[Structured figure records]

━━━━━━━━━━

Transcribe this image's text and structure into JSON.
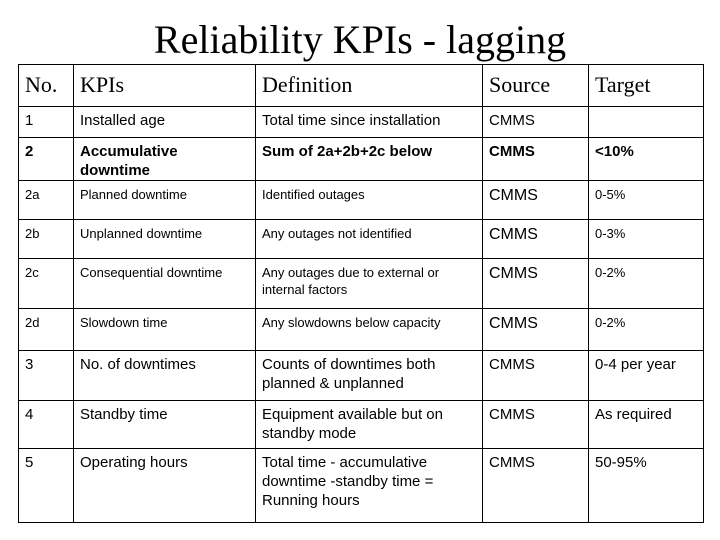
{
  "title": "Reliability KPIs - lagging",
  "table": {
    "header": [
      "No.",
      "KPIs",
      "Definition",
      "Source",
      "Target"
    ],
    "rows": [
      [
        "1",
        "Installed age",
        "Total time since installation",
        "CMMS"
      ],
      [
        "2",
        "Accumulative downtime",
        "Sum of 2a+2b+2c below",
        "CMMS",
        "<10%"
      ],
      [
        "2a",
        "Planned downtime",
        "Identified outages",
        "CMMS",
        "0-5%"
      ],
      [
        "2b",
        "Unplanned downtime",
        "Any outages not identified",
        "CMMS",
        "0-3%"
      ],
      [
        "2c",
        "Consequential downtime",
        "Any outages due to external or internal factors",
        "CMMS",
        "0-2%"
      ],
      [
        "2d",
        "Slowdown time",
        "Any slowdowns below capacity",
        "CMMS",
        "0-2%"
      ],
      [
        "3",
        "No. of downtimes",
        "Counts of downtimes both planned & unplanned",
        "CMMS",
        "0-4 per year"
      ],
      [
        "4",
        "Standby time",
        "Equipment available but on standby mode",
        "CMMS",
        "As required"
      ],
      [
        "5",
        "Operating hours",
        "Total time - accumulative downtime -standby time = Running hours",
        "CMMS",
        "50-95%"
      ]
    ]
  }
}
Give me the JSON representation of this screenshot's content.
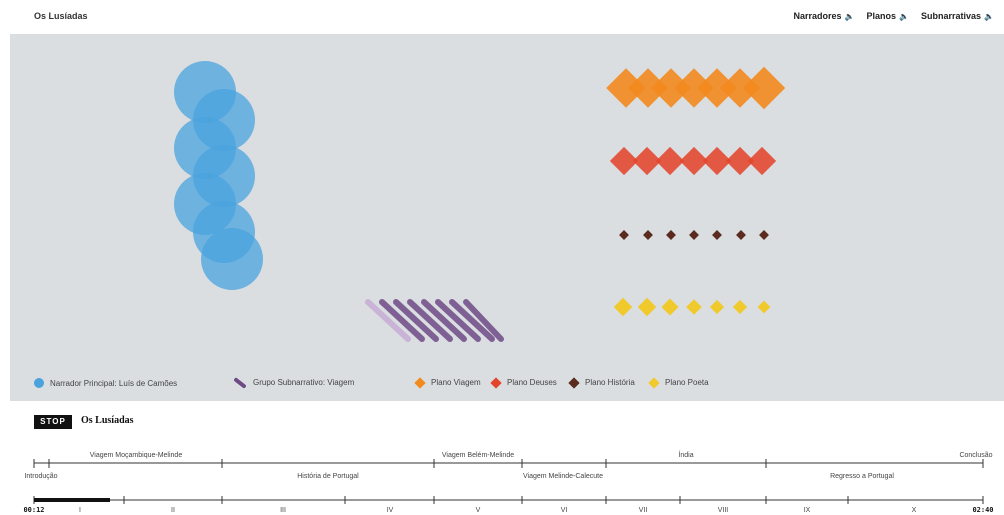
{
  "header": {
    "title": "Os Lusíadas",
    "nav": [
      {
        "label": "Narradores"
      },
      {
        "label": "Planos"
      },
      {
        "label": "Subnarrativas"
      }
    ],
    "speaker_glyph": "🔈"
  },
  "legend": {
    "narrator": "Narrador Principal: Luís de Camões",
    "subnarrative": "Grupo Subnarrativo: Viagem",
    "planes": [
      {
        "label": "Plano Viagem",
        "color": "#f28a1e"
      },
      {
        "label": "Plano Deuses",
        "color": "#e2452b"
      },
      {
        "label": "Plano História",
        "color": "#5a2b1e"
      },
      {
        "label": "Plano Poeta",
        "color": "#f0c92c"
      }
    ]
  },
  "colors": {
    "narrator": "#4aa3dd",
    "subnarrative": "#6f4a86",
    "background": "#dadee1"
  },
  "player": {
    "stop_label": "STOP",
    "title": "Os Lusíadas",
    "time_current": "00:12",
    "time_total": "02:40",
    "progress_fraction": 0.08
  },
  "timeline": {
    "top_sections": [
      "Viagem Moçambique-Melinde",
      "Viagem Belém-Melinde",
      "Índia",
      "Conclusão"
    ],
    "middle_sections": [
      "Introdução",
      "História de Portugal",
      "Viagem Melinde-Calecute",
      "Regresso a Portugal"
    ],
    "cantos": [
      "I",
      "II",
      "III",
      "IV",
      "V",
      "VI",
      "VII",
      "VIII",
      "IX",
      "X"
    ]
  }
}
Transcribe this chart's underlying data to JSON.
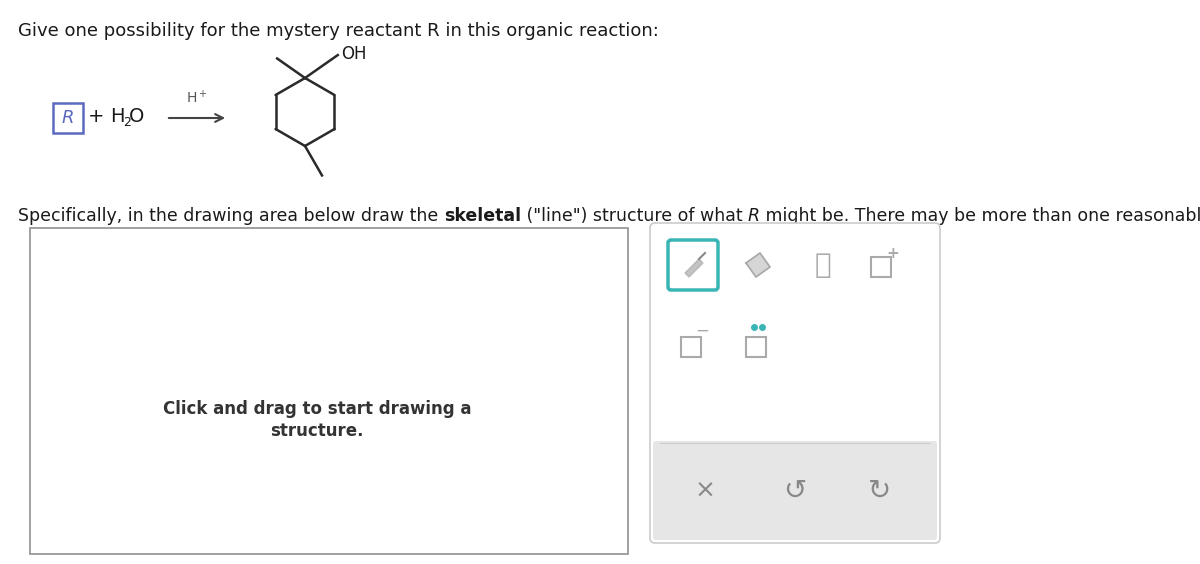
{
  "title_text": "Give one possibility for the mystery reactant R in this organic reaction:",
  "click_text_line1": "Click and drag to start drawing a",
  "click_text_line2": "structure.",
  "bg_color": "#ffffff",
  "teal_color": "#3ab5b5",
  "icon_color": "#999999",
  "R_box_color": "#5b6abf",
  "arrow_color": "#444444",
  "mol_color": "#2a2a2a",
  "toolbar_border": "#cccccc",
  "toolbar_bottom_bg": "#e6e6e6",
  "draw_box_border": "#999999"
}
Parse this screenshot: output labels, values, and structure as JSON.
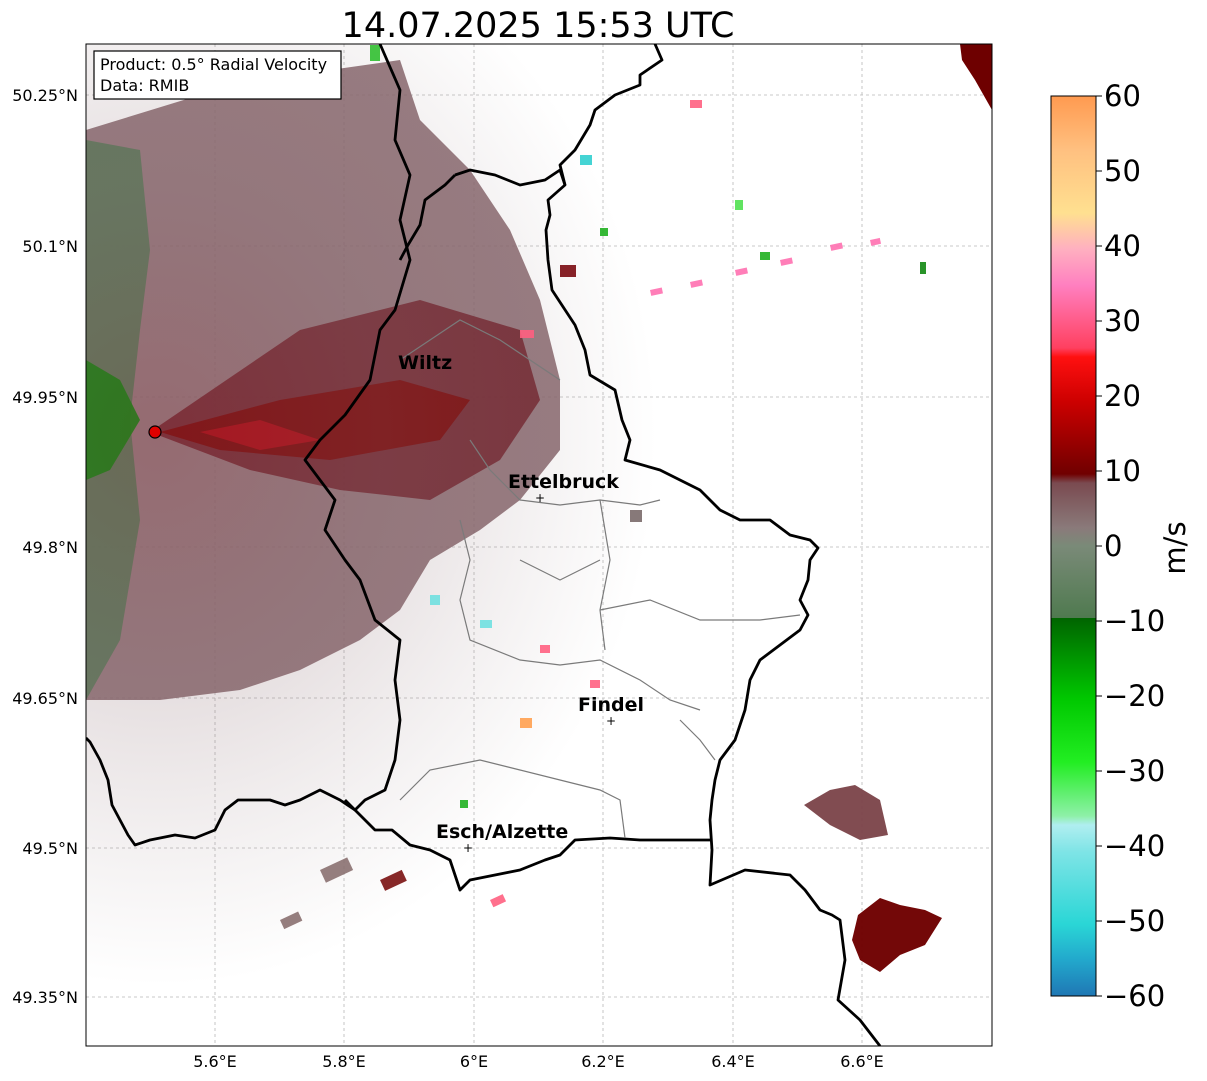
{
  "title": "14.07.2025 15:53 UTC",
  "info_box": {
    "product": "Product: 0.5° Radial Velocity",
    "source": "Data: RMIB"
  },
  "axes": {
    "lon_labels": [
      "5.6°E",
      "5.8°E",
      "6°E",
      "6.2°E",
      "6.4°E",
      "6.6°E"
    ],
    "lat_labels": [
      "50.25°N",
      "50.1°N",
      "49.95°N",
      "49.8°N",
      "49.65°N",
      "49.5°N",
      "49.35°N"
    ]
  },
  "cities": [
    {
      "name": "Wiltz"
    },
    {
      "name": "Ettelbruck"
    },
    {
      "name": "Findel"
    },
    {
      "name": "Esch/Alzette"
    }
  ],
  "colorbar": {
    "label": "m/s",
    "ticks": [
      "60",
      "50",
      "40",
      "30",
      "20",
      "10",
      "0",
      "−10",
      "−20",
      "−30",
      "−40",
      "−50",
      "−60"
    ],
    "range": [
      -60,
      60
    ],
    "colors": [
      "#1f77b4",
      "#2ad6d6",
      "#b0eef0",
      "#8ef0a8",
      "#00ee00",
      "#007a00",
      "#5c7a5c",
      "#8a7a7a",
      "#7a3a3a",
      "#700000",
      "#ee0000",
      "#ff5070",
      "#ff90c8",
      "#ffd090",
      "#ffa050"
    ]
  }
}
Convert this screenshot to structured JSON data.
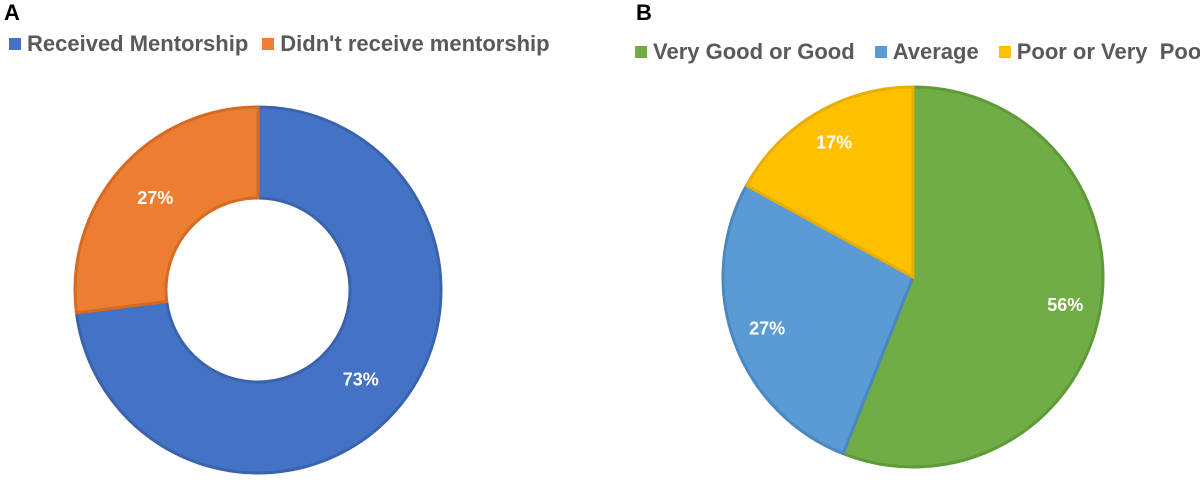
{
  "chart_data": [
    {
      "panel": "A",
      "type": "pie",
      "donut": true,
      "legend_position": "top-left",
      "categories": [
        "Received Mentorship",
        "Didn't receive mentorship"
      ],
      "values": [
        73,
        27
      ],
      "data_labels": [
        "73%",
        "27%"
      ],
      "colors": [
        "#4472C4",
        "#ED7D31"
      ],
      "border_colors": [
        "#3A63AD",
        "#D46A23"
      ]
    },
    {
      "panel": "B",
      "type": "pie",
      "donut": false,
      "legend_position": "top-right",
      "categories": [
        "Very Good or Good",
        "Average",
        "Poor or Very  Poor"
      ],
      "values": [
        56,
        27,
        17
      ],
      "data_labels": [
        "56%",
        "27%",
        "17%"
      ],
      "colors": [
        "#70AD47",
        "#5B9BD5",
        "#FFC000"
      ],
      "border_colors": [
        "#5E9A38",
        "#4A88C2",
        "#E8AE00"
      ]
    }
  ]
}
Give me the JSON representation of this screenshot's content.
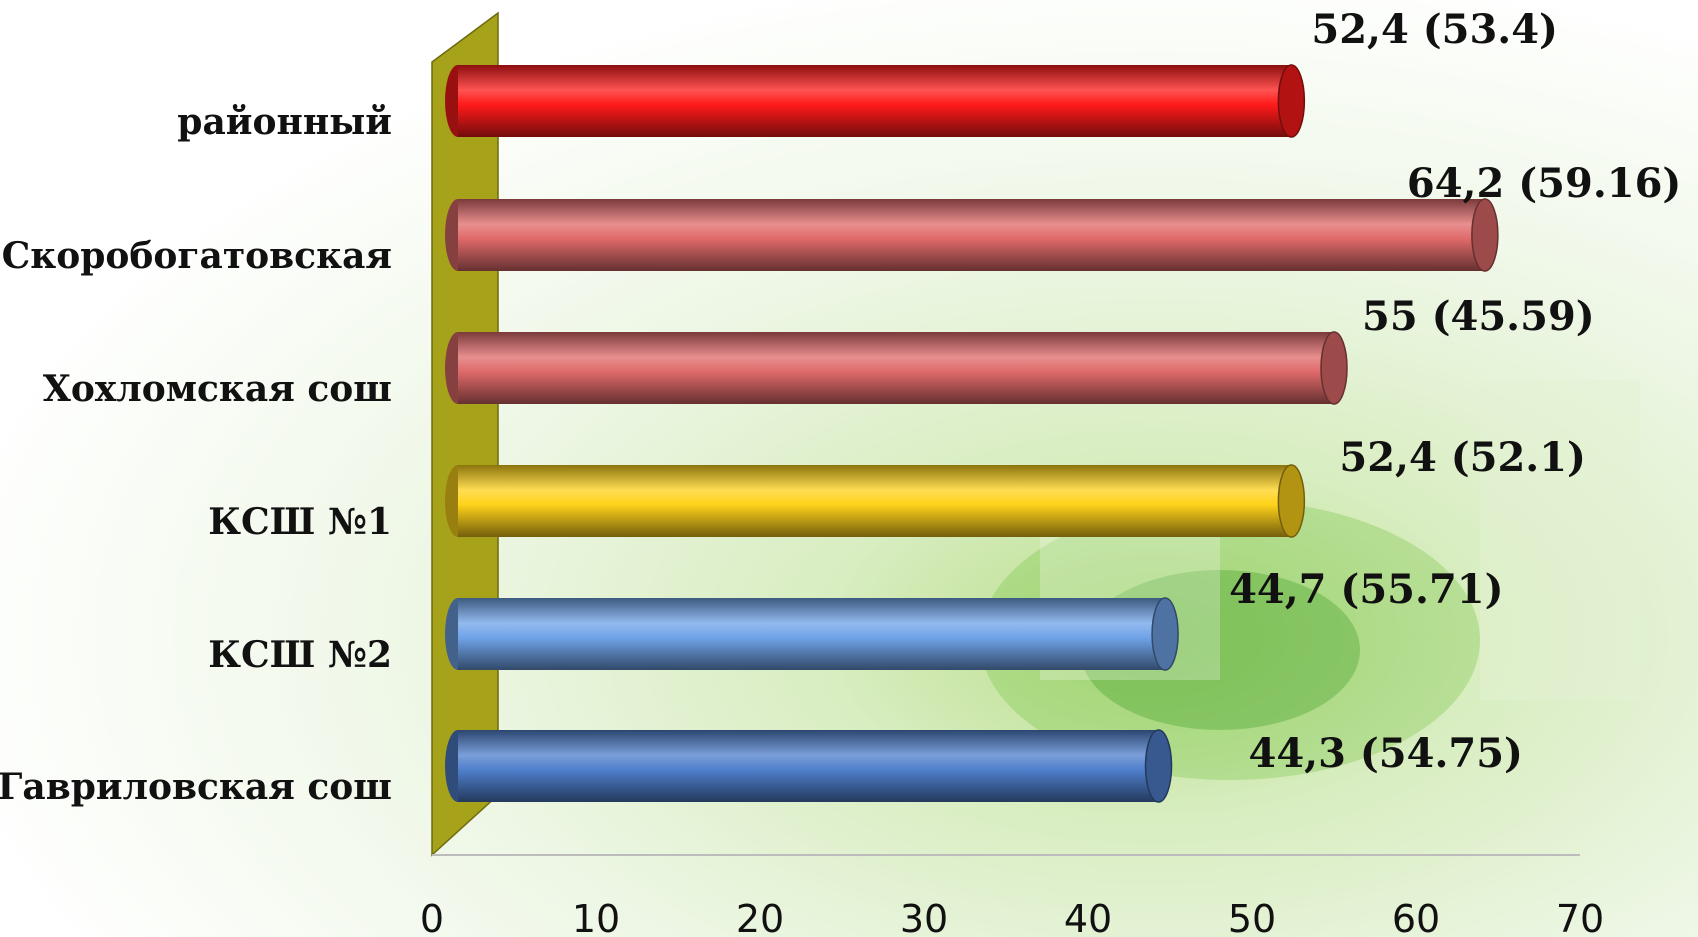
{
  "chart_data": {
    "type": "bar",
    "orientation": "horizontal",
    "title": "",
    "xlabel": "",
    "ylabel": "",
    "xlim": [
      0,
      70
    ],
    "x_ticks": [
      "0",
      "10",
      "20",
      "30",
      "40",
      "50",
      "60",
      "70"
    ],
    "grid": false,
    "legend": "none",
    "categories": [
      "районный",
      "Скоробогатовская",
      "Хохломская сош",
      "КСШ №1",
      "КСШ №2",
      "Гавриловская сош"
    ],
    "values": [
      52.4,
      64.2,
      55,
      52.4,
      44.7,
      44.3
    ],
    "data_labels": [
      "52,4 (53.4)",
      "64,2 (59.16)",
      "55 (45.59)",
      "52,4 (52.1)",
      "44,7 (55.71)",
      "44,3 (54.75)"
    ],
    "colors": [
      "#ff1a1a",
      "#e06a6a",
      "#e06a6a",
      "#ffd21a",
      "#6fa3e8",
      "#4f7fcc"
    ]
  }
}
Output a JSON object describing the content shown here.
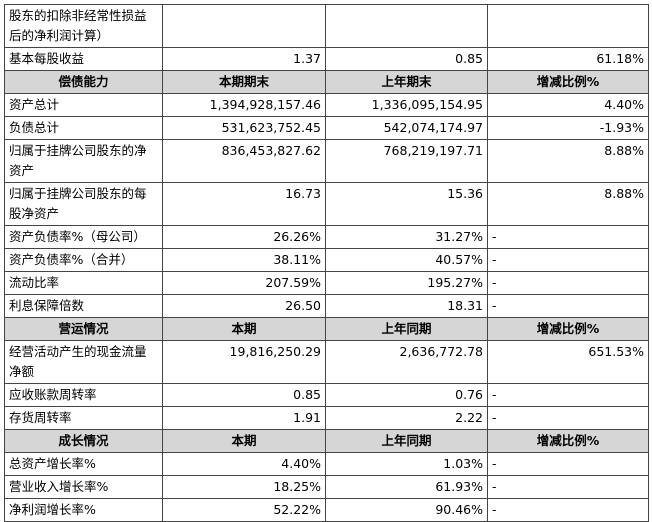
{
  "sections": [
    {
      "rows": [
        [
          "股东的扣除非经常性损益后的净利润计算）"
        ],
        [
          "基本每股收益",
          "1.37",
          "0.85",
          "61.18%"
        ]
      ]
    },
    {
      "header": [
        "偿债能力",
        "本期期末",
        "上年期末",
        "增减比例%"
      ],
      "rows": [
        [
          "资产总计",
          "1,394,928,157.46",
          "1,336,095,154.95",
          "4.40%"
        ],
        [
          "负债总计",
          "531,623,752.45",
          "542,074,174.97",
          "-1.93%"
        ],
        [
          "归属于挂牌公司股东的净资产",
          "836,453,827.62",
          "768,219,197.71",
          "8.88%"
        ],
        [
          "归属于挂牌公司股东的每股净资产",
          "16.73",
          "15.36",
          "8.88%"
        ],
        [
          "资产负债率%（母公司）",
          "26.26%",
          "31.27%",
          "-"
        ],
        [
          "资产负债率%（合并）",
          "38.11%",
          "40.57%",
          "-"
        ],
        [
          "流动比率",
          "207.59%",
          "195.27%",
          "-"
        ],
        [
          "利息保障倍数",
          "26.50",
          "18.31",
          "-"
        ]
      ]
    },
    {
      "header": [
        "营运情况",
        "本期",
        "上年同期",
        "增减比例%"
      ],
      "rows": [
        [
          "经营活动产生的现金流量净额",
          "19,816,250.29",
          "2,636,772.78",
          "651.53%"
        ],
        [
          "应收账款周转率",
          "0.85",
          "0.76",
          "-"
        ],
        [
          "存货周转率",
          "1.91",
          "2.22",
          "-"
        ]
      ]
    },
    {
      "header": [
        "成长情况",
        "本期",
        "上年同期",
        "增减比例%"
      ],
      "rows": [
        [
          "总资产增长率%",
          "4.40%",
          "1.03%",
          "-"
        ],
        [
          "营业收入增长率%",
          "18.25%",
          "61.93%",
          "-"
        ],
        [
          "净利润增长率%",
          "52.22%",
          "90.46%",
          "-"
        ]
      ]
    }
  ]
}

━━━━━━━━━━

> **REQUIRED WORK**
Above are some records. Report the number of their lines that include "screenshot", and add nothing else.

> **SOLUTION TO THIS EXERCISE**
4